■ **Written task**: The records below should be written out again, exactly.

====

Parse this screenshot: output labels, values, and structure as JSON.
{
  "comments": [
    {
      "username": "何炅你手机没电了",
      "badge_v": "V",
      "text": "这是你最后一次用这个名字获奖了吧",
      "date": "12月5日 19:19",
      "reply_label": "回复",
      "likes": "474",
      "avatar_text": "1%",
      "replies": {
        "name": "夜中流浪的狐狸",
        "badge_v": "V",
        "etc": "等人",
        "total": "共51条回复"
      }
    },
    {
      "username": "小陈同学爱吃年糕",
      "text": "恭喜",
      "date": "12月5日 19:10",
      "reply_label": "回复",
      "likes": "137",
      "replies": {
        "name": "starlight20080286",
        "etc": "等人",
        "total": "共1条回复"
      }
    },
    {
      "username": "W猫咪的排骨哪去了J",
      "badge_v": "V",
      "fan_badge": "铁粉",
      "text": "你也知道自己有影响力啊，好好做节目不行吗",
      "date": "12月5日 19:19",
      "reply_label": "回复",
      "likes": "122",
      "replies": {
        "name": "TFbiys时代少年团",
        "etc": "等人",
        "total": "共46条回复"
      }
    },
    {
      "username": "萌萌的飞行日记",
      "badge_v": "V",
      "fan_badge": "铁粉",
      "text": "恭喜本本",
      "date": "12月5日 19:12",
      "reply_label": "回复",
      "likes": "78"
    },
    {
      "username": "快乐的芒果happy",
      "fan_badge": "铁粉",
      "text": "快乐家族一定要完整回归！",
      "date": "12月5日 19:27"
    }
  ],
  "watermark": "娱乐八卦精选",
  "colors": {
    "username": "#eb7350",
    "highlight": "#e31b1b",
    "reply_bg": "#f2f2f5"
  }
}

====

■ **Exercise output**:
Parse this screenshot: output labels, values, and structure as JSON.
{
  "comments": [
    {
      "username": "何炅你手机没电了",
      "badge_v": "V",
      "text": "这是你最后一次用这个名字获奖了吧",
      "date": "12月5日 19:19",
      "reply_label": "回复",
      "likes": "474",
      "avatar_text": "1%",
      "replies": {
        "name": "夜中流浪的狐狸",
        "badge_v": "V",
        "etc": "等人",
        "total": "共51条回复"
      }
    },
    {
      "username": "小陈同学爱吃年糕",
      "text": "恭喜",
      "date": "12月5日 19:10",
      "reply_label": "回复",
      "likes": "137",
      "replies": {
        "name": "starlight20080286",
        "etc": "等人",
        "total": "共1条回复"
      }
    },
    {
      "username": "W猫咪的排骨哪去了J",
      "badge_v": "V",
      "fan_badge": "铁粉",
      "text": "你也知道自己有影响力啊，好好做节目不行吗",
      "date": "12月5日 19:19",
      "reply_label": "回复",
      "likes": "122",
      "replies": {
        "name": "TFbiys时代少年团",
        "etc": "等人",
        "total": "共46条回复"
      }
    },
    {
      "username": "萌萌的飞行日记",
      "badge_v": "V",
      "fan_badge": "铁粉",
      "text": "恭喜本本",
      "date": "12月5日 19:12",
      "reply_label": "回复",
      "likes": "78"
    },
    {
      "username": "快乐的芒果happy",
      "fan_badge": "铁粉",
      "text": "快乐家族一定要完整回归！",
      "date": "12月5日 19:27"
    }
  ],
  "watermark": "娱乐八卦精选",
  "colors": {
    "username": "#eb7350",
    "highlight": "#e31b1b",
    "reply_bg": "#f2f2f5"
  }
}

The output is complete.